## What needs to be done
Without including any pictures, write out all the records word for word.
== == ==
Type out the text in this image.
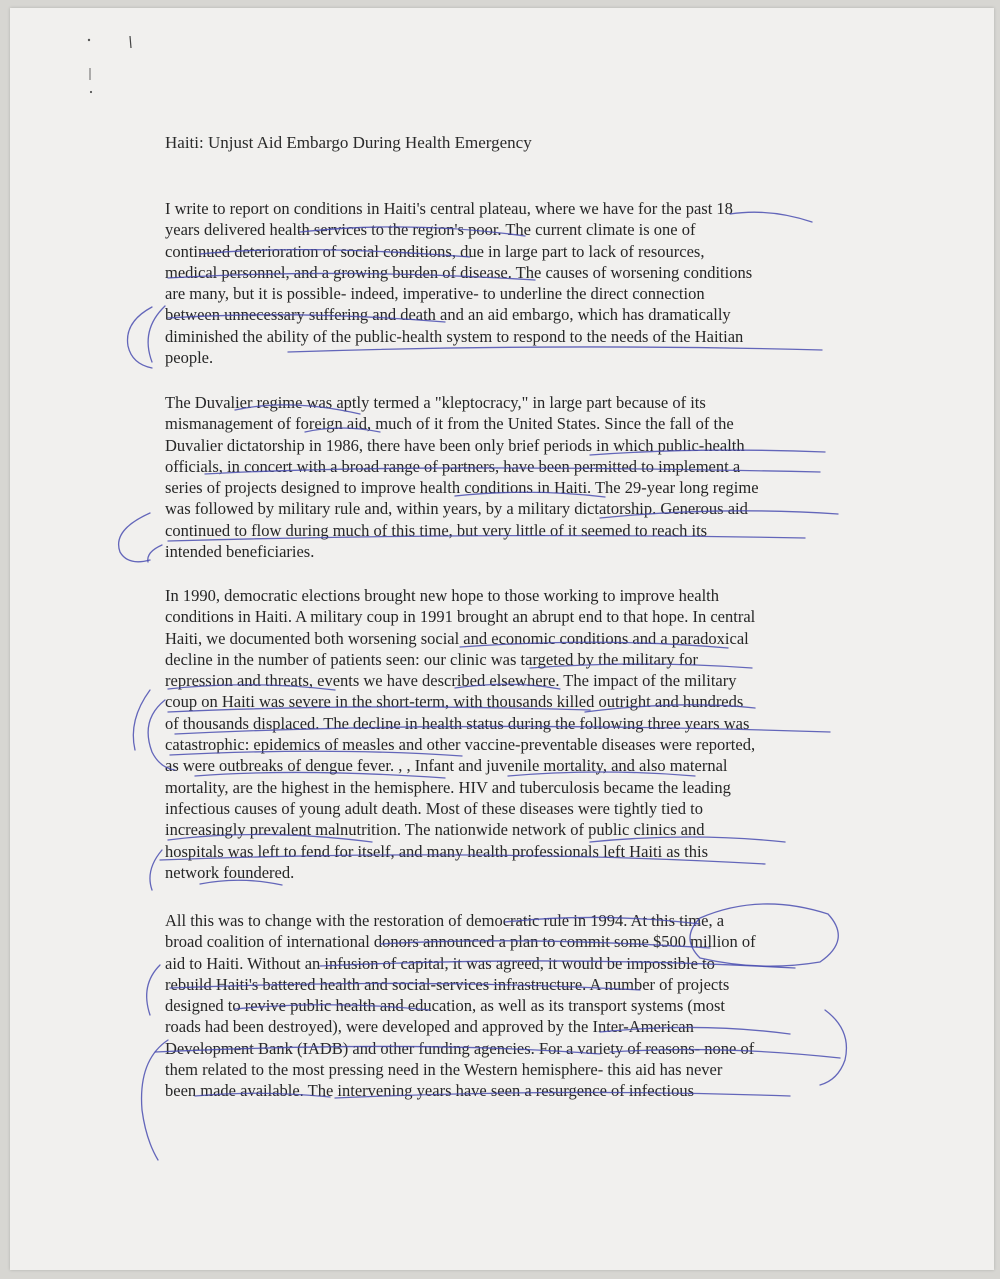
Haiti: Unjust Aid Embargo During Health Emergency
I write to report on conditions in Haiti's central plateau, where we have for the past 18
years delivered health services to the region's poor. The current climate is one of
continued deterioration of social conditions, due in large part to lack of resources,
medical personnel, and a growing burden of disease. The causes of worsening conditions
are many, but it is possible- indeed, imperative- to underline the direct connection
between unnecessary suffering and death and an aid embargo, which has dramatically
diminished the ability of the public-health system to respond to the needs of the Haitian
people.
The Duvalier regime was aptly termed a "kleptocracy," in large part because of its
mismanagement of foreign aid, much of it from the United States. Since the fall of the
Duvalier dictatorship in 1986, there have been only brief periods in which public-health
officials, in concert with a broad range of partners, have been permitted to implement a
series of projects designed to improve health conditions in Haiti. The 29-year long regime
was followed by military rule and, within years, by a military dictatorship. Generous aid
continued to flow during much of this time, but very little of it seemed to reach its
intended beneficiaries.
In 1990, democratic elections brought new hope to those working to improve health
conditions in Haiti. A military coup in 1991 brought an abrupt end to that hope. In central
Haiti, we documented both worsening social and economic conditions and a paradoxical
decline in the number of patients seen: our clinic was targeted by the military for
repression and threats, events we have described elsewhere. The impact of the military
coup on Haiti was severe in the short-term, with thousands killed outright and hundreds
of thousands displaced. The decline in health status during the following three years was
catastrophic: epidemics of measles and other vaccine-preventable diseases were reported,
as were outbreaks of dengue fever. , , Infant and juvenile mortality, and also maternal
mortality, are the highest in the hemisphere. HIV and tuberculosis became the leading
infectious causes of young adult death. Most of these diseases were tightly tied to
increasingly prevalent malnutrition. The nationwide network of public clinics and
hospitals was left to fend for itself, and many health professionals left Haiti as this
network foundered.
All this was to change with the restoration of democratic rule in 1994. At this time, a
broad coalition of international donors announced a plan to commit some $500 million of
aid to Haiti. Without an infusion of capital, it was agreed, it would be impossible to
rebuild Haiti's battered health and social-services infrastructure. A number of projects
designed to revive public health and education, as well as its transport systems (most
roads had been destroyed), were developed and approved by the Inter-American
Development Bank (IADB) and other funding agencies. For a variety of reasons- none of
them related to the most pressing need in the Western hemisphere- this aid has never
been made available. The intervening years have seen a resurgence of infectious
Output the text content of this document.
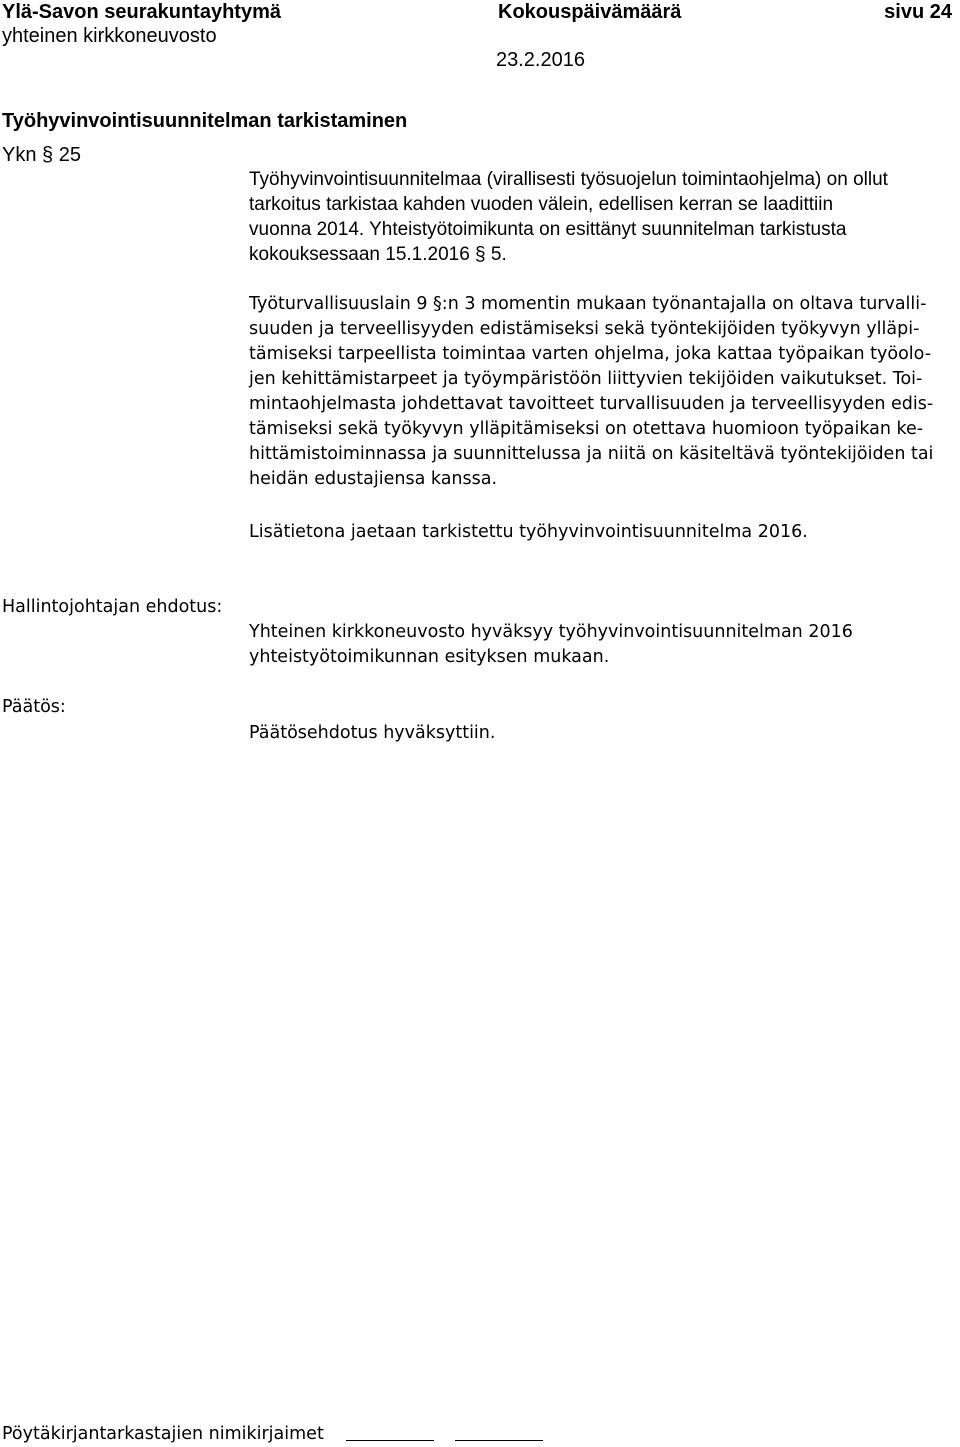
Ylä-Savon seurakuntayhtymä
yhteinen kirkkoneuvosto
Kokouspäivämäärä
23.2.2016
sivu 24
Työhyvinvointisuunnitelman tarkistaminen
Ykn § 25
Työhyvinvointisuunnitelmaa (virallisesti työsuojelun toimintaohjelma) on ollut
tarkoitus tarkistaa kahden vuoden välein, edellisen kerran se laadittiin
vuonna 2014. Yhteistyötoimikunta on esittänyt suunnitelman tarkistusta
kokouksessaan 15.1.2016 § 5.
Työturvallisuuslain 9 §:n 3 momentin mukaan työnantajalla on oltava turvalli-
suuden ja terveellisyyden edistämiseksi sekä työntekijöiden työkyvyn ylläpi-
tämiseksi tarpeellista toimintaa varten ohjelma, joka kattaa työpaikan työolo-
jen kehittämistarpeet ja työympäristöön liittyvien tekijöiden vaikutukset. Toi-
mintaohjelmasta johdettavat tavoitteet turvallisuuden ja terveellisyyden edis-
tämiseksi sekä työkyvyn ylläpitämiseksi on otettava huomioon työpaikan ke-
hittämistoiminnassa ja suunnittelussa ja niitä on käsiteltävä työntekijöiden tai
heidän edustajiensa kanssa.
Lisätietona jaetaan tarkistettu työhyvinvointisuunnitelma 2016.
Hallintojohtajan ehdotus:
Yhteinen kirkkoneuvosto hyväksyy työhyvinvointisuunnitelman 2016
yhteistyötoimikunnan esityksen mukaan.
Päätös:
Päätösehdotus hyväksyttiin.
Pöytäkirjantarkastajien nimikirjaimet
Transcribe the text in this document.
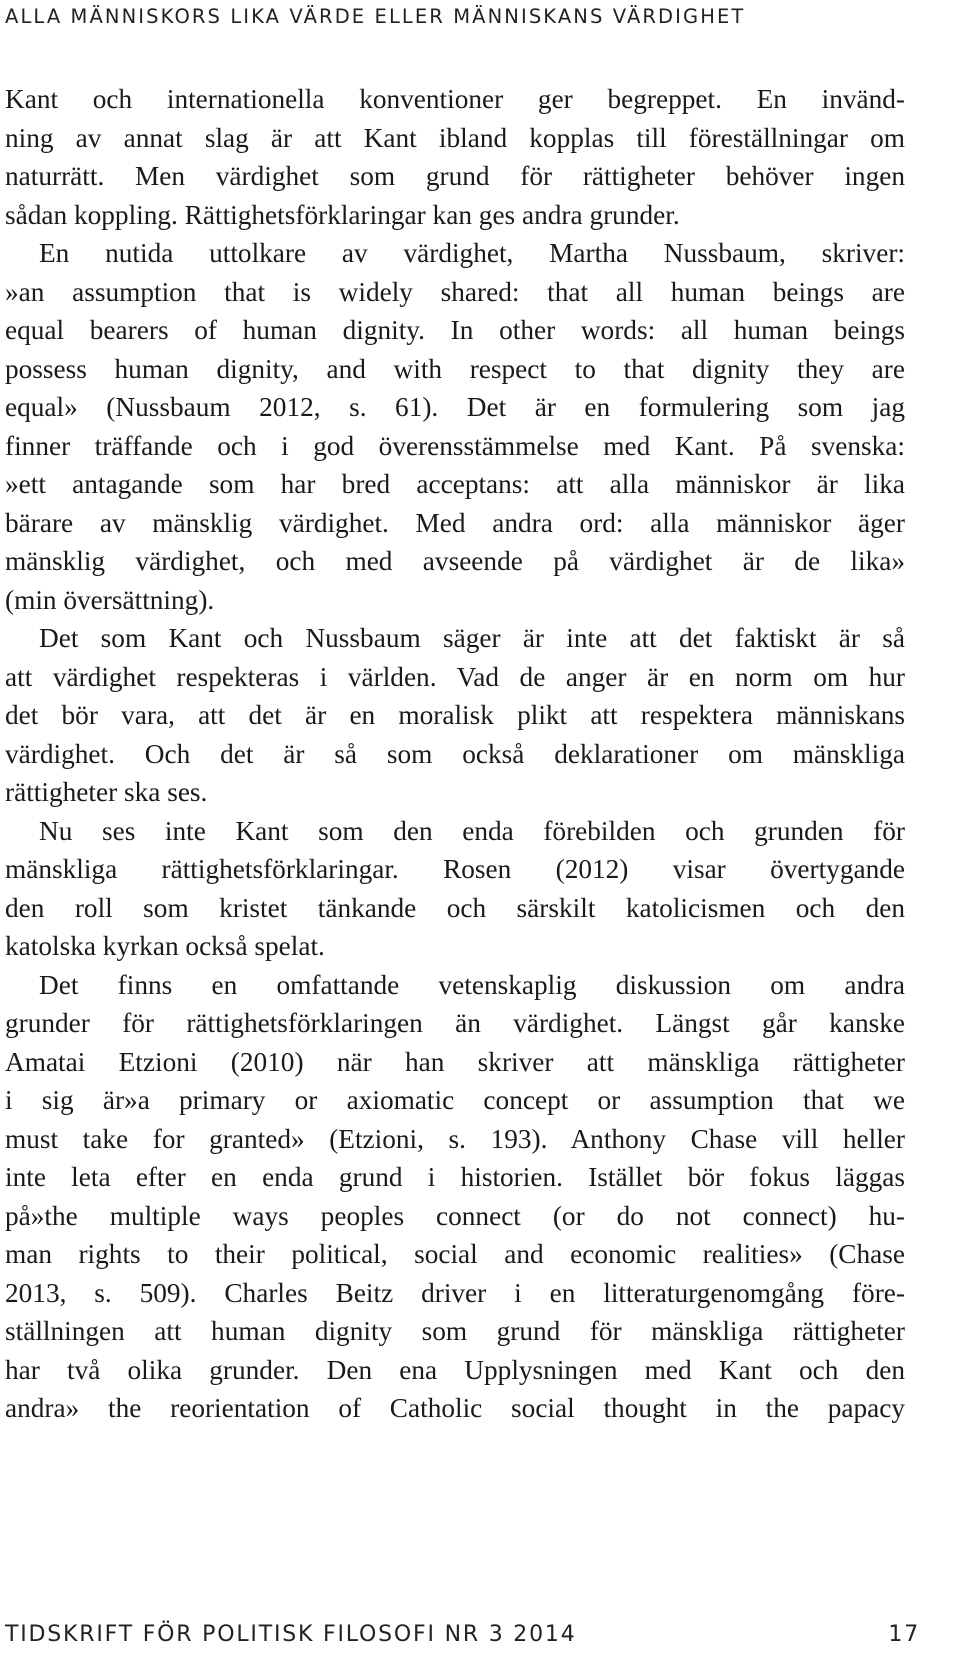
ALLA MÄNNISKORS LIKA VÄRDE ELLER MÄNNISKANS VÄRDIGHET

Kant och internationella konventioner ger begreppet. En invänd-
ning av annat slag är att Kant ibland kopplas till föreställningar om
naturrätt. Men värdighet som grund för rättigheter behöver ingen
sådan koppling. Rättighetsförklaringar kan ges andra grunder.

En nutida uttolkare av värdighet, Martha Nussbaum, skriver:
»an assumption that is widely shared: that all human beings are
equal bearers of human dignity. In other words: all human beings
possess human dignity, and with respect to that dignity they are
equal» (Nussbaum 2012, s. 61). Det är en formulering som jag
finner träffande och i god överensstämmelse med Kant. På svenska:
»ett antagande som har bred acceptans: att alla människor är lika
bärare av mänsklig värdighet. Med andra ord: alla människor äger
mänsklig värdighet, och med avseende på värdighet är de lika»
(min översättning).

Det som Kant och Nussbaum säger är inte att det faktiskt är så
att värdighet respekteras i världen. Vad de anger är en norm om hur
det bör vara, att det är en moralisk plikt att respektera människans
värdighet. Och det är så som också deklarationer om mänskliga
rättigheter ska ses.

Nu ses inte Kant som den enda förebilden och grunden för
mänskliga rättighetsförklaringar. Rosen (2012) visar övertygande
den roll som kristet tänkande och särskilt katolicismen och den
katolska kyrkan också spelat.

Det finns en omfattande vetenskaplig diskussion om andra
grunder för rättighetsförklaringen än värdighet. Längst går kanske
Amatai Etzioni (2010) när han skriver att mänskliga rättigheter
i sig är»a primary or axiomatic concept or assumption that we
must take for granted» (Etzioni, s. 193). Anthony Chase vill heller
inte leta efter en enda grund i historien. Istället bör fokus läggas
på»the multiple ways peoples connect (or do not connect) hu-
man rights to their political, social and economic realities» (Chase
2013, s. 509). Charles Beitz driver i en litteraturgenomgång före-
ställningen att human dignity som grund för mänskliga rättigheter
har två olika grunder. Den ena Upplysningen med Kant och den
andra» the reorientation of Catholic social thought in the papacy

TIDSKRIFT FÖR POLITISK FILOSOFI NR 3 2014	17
== == ==
## Problem solution
Type out the text in this image.
Haiti: Unjust Aid Embargo During Health Emergency
I write to report on conditions in Haiti's central plateau, where we have for the past 18
years delivered health services to the region's poor. The current climate is one of
continued deterioration of social conditions, due in large part to lack of resources,
medical personnel, and a growing burden of disease. The causes of worsening conditions
are many, but it is possible- indeed, imperative- to underline the direct connection
between unnecessary suffering and death and an aid embargo, which has dramatically
diminished the ability of the public-health system to respond to the needs of the Haitian
people.
The Duvalier regime was aptly termed a "kleptocracy," in large part because of its
mismanagement of foreign aid, much of it from the United States. Since the fall of the
Duvalier dictatorship in 1986, there have been only brief periods in which public-health
officials, in concert with a broad range of partners, have been permitted to implement a
series of projects designed to improve health conditions in Haiti. The 29-year long regime
was followed by military rule and, within years, by a military dictatorship. Generous aid
continued to flow during much of this time, but very little of it seemed to reach its
intended beneficiaries.
In 1990, democratic elections brought new hope to those working to improve health
conditions in Haiti. A military coup in 1991 brought an abrupt end to that hope. In central
Haiti, we documented both worsening social and economic conditions and a paradoxical
decline in the number of patients seen: our clinic was targeted by the military for
repression and threats, events we have described elsewhere. The impact of the military
coup on Haiti was severe in the short-term, with thousands killed outright and hundreds
of thousands displaced. The decline in health status during the following three years was
catastrophic: epidemics of measles and other vaccine-preventable diseases were reported,
as were outbreaks of dengue fever. , , Infant and juvenile mortality, and also maternal
mortality, are the highest in the hemisphere. HIV and tuberculosis became the leading
infectious causes of young adult death. Most of these diseases were tightly tied to
increasingly prevalent malnutrition. The nationwide network of public clinics and
hospitals was left to fend for itself, and many health professionals left Haiti as this
network foundered.
All this was to change with the restoration of democratic rule in 1994. At this time, a
broad coalition of international donors announced a plan to commit some $500 million of
aid to Haiti. Without an infusion of capital, it was agreed, it would be impossible to
rebuild Haiti's battered health and social-services infrastructure. A number of projects
designed to revive public health and education, as well as its transport systems (most
roads had been destroyed), were developed and approved by the Inter-American
Development Bank (IADB) and other funding agencies. For a variety of reasons- none of
them related to the most pressing need in the Western hemisphere- this aid has never
been made available. The intervening years have seen a resurgence of infectious
Output the text content of this document.
Ylä-Savon seurakuntayhtymä
yhteinen kirkkoneuvosto
Kokouspäivämäärä
23.2.2016
sivu 24
Työhyvinvointisuunnitelman tarkistaminen
Ykn § 25
Työhyvinvointisuunnitelmaa (virallisesti työsuojelun toimintaohjelma) on ollut
tarkoitus tarkistaa kahden vuoden välein, edellisen kerran se laadittiin
vuonna 2014. Yhteistyötoimikunta on esittänyt suunnitelman tarkistusta
kokouksessaan 15.1.2016 § 5.
Työturvallisuuslain 9 §:n 3 momentin mukaan työnantajalla on oltava turvalli-
suuden ja terveellisyyden edistämiseksi sekä työntekijöiden työkyvyn ylläpi-
tämiseksi tarpeellista toimintaa varten ohjelma, joka kattaa työpaikan työolo-
jen kehittämistarpeet ja työympäristöön liittyvien tekijöiden vaikutukset. Toi-
mintaohjelmasta johdettavat tavoitteet turvallisuuden ja terveellisyyden edis-
tämiseksi sekä työkyvyn ylläpitämiseksi on otettava huomioon työpaikan ke-
hittämistoiminnassa ja suunnittelussa ja niitä on käsiteltävä työntekijöiden tai
heidän edustajiensa kanssa.
Lisätietona jaetaan tarkistettu työhyvinvointisuunnitelma 2016.
Hallintojohtajan ehdotus:
Yhteinen kirkkoneuvosto hyväksyy työhyvinvointisuunnitelman 2016
yhteistyötoimikunnan esityksen mukaan.
Päätös:
Päätösehdotus hyväksyttiin.
Pöytäkirjantarkastajien nimikirjaimet
Transcribe the text in this document.
ALLA MÄNNISKORS LIKA VÄRDE ELLER MÄNNISKANS VÄRDIGHET

Kant och internationella konventioner ger begreppet. En invänd-
ning av annat slag är att Kant ibland kopplas till föreställningar om
naturrätt. Men värdighet som grund för rättigheter behöver ingen
sådan koppling. Rättighetsförklaringar kan ges andra grunder.

En nutida uttolkare av värdighet, Martha Nussbaum, skriver:
»an assumption that is widely shared: that all human beings are
equal bearers of human dignity. In other words: all human beings
possess human dignity, and with respect to that dignity they are
equal» (Nussbaum 2012, s. 61). Det är en formulering som jag
finner träffande och i god överensstämmelse med Kant. På svenska:
»ett antagande som har bred acceptans: att alla människor är lika
bärare av mänsklig värdighet. Med andra ord: alla människor äger
mänsklig värdighet, och med avseende på värdighet är de lika»
(min översättning).

Det som Kant och Nussbaum säger är inte att det faktiskt är så
att värdighet respekteras i världen. Vad de anger är en norm om hur
det bör vara, att det är en moralisk plikt att respektera människans
värdighet. Och det är så som också deklarationer om mänskliga
rättigheter ska ses.

Nu ses inte Kant som den enda förebilden och grunden för
mänskliga rättighetsförklaringar. Rosen (2012) visar övertygande
den roll som kristet tänkande och särskilt katolicismen och den
katolska kyrkan också spelat.

Det finns en omfattande vetenskaplig diskussion om andra
grunder för rättighetsförklaringen än värdighet. Längst går kanske
Amatai Etzioni (2010) när han skriver att mänskliga rättigheter
i sig är»a primary or axiomatic concept or assumption that we
must take for granted» (Etzioni, s. 193). Anthony Chase vill heller
inte leta efter en enda grund i historien. Istället bör fokus läggas
på»the multiple ways peoples connect (or do not connect) hu-
man rights to their political, social and economic realities» (Chase
2013, s. 509). Charles Beitz driver i en litteraturgenomgång före-
ställningen att human dignity som grund för mänskliga rättigheter
har två olika grunder. Den ena Upplysningen med Kant och den
andra» the reorientation of Catholic social thought in the papacy

TIDSKRIFT FÖR POLITISK FILOSOFI NR 3 2014	17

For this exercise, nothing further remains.